'''

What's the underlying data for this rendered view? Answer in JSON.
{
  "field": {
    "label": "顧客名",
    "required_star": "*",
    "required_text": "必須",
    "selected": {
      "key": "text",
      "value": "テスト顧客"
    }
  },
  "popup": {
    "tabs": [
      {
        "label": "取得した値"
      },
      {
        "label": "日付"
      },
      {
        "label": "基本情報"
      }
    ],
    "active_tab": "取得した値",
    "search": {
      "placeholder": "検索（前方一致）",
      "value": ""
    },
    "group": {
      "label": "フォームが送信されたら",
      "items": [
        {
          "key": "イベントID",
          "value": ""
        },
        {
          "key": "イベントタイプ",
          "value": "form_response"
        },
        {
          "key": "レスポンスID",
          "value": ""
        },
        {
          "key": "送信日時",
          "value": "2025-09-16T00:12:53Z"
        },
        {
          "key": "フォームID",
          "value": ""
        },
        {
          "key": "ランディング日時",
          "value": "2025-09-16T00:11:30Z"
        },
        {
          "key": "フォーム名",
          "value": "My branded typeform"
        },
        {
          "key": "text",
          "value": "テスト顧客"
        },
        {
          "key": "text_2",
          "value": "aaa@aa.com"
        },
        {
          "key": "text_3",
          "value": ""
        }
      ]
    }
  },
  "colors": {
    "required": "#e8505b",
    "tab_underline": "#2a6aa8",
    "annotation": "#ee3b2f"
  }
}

'''

• _EXERCISE REQUIREMENTS_
Within the entries above, report how many lines include "label", and keep the answer to the number.

• _TASK SOLUTION_
5